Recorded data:
:::::
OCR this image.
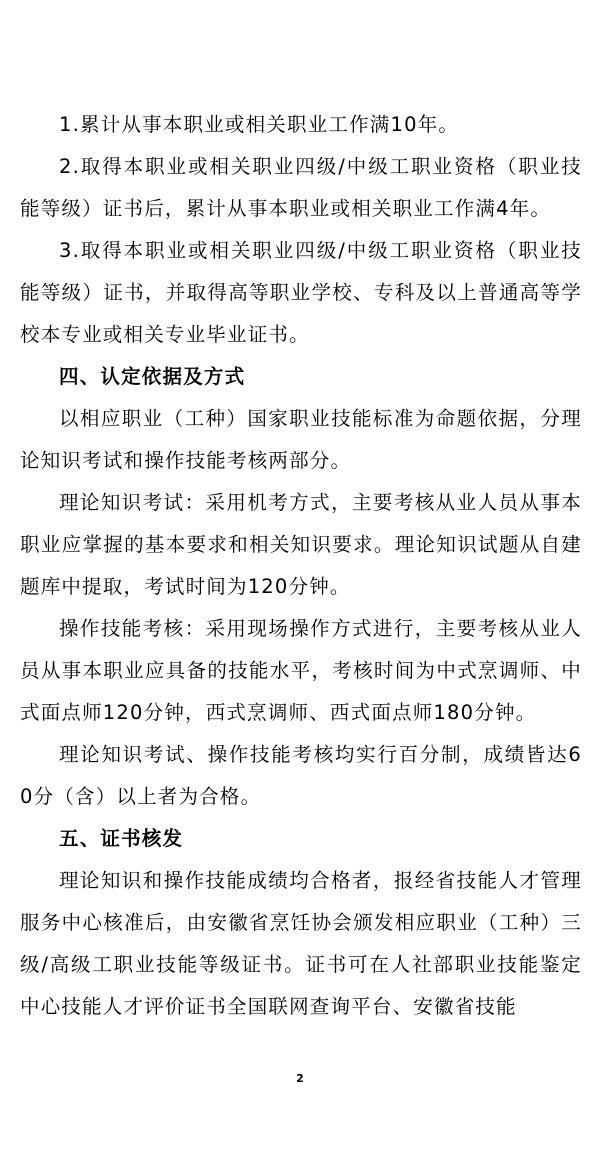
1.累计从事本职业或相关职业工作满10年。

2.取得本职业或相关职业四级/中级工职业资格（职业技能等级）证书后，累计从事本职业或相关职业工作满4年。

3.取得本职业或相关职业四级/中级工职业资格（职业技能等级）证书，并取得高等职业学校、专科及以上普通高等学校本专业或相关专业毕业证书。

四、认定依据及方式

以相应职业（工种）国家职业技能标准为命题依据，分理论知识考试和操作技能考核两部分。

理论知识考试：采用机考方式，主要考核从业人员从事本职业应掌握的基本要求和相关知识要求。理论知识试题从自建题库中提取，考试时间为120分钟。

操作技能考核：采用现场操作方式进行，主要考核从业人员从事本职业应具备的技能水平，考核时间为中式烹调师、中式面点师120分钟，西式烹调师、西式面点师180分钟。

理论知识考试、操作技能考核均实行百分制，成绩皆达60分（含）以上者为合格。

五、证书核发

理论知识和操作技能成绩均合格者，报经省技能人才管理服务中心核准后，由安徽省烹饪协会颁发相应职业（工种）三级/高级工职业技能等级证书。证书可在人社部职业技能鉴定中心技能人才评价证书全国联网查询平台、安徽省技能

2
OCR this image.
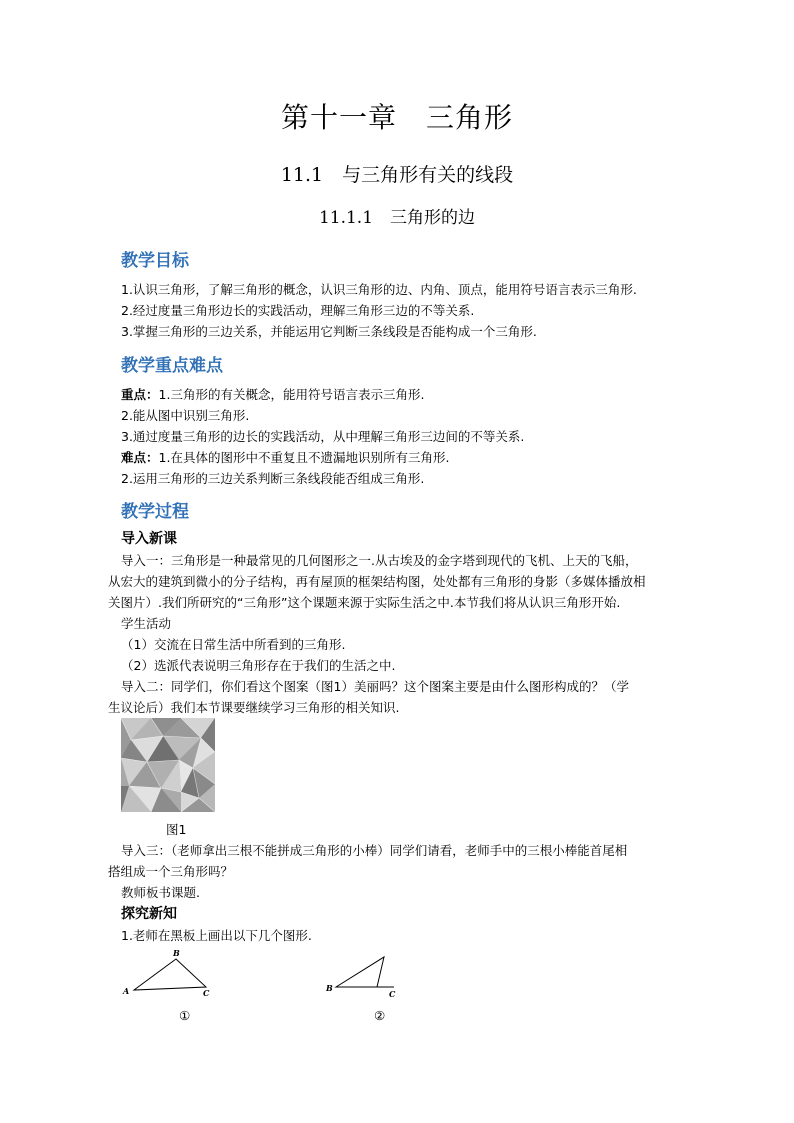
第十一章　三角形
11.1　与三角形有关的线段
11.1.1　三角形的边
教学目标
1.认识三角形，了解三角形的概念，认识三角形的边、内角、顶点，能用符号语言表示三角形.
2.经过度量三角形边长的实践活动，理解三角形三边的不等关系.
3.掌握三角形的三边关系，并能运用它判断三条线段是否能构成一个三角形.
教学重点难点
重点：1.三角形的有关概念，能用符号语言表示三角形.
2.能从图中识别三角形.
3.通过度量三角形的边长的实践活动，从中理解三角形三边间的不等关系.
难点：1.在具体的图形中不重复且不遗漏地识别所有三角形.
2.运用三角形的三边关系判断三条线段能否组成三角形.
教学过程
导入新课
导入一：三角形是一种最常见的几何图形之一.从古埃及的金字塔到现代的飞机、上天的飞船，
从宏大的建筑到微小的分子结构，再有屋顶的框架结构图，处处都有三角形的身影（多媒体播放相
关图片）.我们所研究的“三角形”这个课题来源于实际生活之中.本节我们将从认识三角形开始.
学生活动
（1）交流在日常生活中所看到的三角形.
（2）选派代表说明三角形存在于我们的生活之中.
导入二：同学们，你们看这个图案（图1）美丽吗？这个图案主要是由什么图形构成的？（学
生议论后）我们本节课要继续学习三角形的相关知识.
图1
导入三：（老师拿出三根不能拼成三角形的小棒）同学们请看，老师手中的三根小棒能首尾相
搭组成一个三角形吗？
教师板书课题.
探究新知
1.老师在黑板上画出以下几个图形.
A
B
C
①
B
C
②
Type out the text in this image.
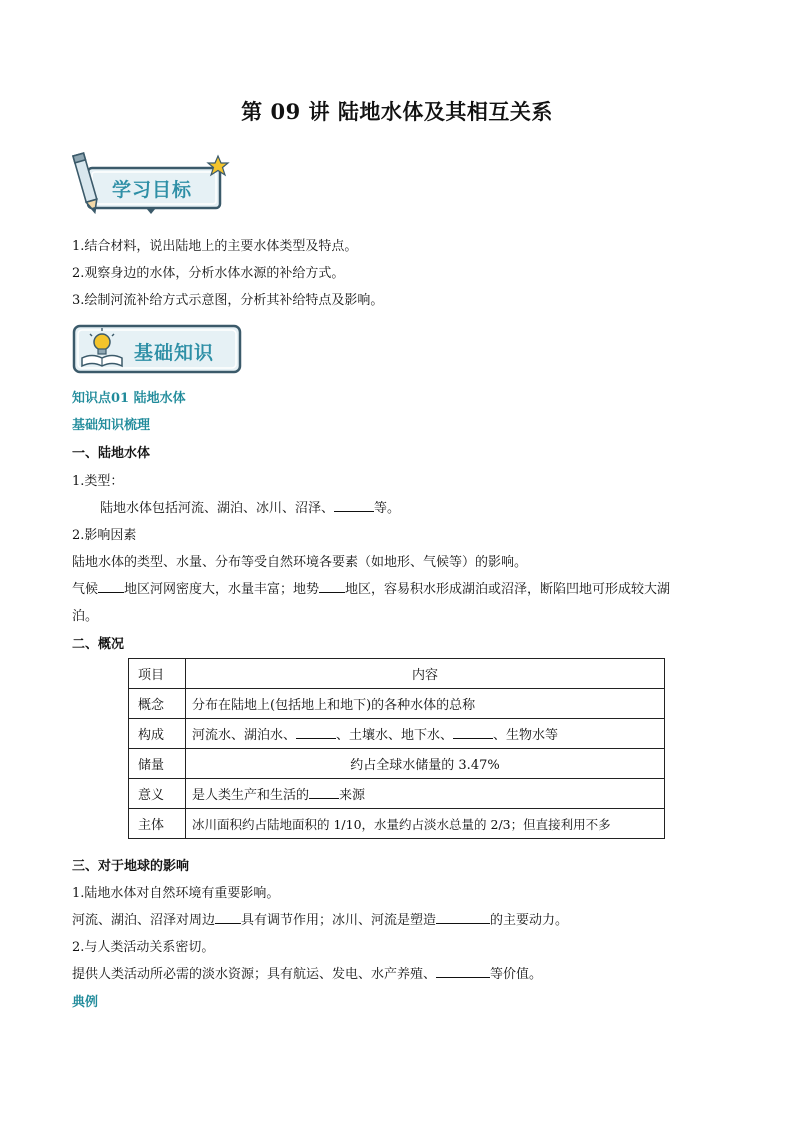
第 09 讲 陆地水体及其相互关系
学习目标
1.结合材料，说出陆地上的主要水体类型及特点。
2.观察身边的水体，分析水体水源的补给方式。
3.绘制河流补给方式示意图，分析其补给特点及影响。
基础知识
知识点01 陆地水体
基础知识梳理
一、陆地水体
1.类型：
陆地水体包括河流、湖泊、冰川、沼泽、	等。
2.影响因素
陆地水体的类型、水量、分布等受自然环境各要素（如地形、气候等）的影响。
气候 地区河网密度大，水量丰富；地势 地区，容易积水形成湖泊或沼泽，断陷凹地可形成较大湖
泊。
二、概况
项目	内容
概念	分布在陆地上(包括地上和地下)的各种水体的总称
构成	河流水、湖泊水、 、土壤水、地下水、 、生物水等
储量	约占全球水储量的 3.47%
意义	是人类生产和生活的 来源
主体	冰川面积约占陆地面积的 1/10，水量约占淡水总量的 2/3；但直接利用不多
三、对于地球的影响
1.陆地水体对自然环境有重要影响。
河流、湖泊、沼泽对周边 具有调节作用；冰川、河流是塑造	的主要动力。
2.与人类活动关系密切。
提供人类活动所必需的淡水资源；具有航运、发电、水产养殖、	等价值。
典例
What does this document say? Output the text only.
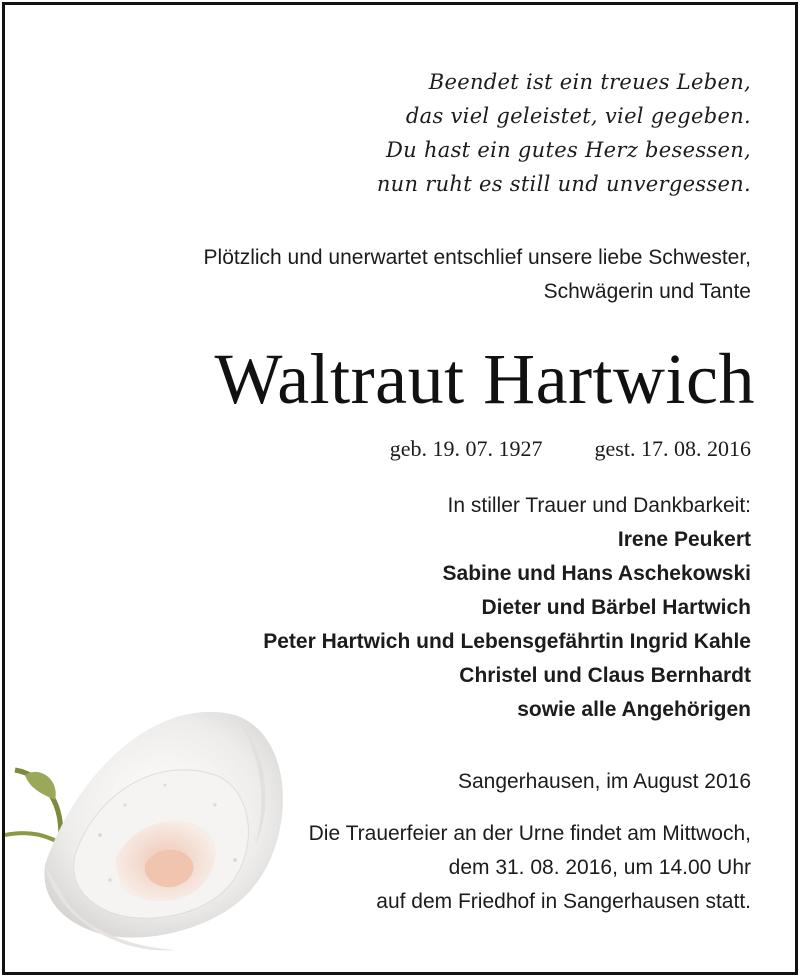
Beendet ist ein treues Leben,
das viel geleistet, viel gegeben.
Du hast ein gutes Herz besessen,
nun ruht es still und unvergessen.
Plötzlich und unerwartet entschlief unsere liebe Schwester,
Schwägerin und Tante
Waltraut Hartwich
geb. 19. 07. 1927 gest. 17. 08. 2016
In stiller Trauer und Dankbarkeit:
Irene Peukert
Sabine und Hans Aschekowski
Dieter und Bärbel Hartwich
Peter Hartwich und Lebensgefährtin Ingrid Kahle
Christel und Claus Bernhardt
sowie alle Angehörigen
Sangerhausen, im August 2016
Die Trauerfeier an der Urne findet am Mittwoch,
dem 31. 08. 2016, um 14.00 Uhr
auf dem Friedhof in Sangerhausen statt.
:::::
• [Stated exercise]: Transcribe every entry above exactly. Omit all pictures.

• [Result of the task]:
OCR this image.
1.累计从事本职业或相关职业工作满10年。

2.取得本职业或相关职业四级/中级工职业资格（职业技能等级）证书后，累计从事本职业或相关职业工作满4年。

3.取得本职业或相关职业四级/中级工职业资格（职业技能等级）证书，并取得高等职业学校、专科及以上普通高等学校本专业或相关专业毕业证书。

四、认定依据及方式

以相应职业（工种）国家职业技能标准为命题依据，分理论知识考试和操作技能考核两部分。

理论知识考试：采用机考方式，主要考核从业人员从事本职业应掌握的基本要求和相关知识要求。理论知识试题从自建题库中提取，考试时间为120分钟。

操作技能考核：采用现场操作方式进行，主要考核从业人员从事本职业应具备的技能水平，考核时间为中式烹调师、中式面点师120分钟，西式烹调师、西式面点师180分钟。

理论知识考试、操作技能考核均实行百分制，成绩皆达60分（含）以上者为合格。

五、证书核发

理论知识和操作技能成绩均合格者，报经省技能人才管理服务中心核准后，由安徽省烹饪协会颁发相应职业（工种）三级/高级工职业技能等级证书。证书可在人社部职业技能鉴定中心技能人才评价证书全国联网查询平台、安徽省技能

2
OCR this image.
第十一章　三角形
11.1　与三角形有关的线段
11.1.1　三角形的边
教学目标
1.认识三角形，了解三角形的概念，认识三角形的边、内角、顶点，能用符号语言表示三角形.
2.经过度量三角形边长的实践活动，理解三角形三边的不等关系.
3.掌握三角形的三边关系，并能运用它判断三条线段是否能构成一个三角形.
教学重点难点
重点：1.三角形的有关概念，能用符号语言表示三角形.
2.能从图中识别三角形.
3.通过度量三角形的边长的实践活动，从中理解三角形三边间的不等关系.
难点：1.在具体的图形中不重复且不遗漏地识别所有三角形.
2.运用三角形的三边关系判断三条线段能否组成三角形.
教学过程
导入新课
导入一：三角形是一种最常见的几何图形之一.从古埃及的金字塔到现代的飞机、上天的飞船，
从宏大的建筑到微小的分子结构，再有屋顶的框架结构图，处处都有三角形的身影（多媒体播放相
关图片）.我们所研究的“三角形”这个课题来源于实际生活之中.本节我们将从认识三角形开始.
学生活动
（1）交流在日常生活中所看到的三角形.
（2）选派代表说明三角形存在于我们的生活之中.
导入二：同学们，你们看这个图案（图1）美丽吗？这个图案主要是由什么图形构成的？（学
生议论后）我们本节课要继续学习三角形的相关知识.
图1
导入三：（老师拿出三根不能拼成三角形的小棒）同学们请看，老师手中的三根小棒能首尾相
搭组成一个三角形吗？
教师板书课题.
探究新知
1.老师在黑板上画出以下几个图形.
A
B
C
①
B
C
②
Type out the text in this image.
第 09 讲 陆地水体及其相互关系
学习目标
1.结合材料，说出陆地上的主要水体类型及特点。
2.观察身边的水体，分析水体水源的补给方式。
3.绘制河流补给方式示意图，分析其补给特点及影响。
基础知识
知识点01 陆地水体
基础知识梳理
一、陆地水体
1.类型：
陆地水体包括河流、湖泊、冰川、沼泽、	等。
2.影响因素
陆地水体的类型、水量、分布等受自然环境各要素（如地形、气候等）的影响。
气候 地区河网密度大，水量丰富；地势 地区，容易积水形成湖泊或沼泽，断陷凹地可形成较大湖
泊。
二、概况
项目	内容
概念	分布在陆地上(包括地上和地下)的各种水体的总称
构成	河流水、湖泊水、 、土壤水、地下水、 、生物水等
储量	约占全球水储量的 3.47%
意义	是人类生产和生活的 来源
主体	冰川面积约占陆地面积的 1/10，水量约占淡水总量的 2/3；但直接利用不多
三、对于地球的影响
1.陆地水体对自然环境有重要影响。
河流、湖泊、沼泽对周边 具有调节作用；冰川、河流是塑造	的主要动力。
2.与人类活动关系密切。
提供人类活动所必需的淡水资源；具有航运、发电、水产养殖、	等价值。
典例
What does this document say? Output the text only.
Beendet ist ein treues Leben,
das viel geleistet, viel gegeben.
Du hast ein gutes Herz besessen,
nun ruht es still und unvergessen.
Plötzlich und unerwartet entschlief unsere liebe Schwester,
Schwägerin und Tante
Waltraut Hartwich
geb. 19. 07. 1927 gest. 17. 08. 2016
In stiller Trauer und Dankbarkeit:
Irene Peukert
Sabine und Hans Aschekowski
Dieter und Bärbel Hartwich
Peter Hartwich und Lebensgefährtin Ingrid Kahle
Christel und Claus Bernhardt
sowie alle Angehörigen
Sangerhausen, im August 2016
Die Trauerfeier an der Urne findet am Mittwoch,
dem 31. 08. 2016, um 14.00 Uhr
auf dem Friedhof in Sangerhausen statt.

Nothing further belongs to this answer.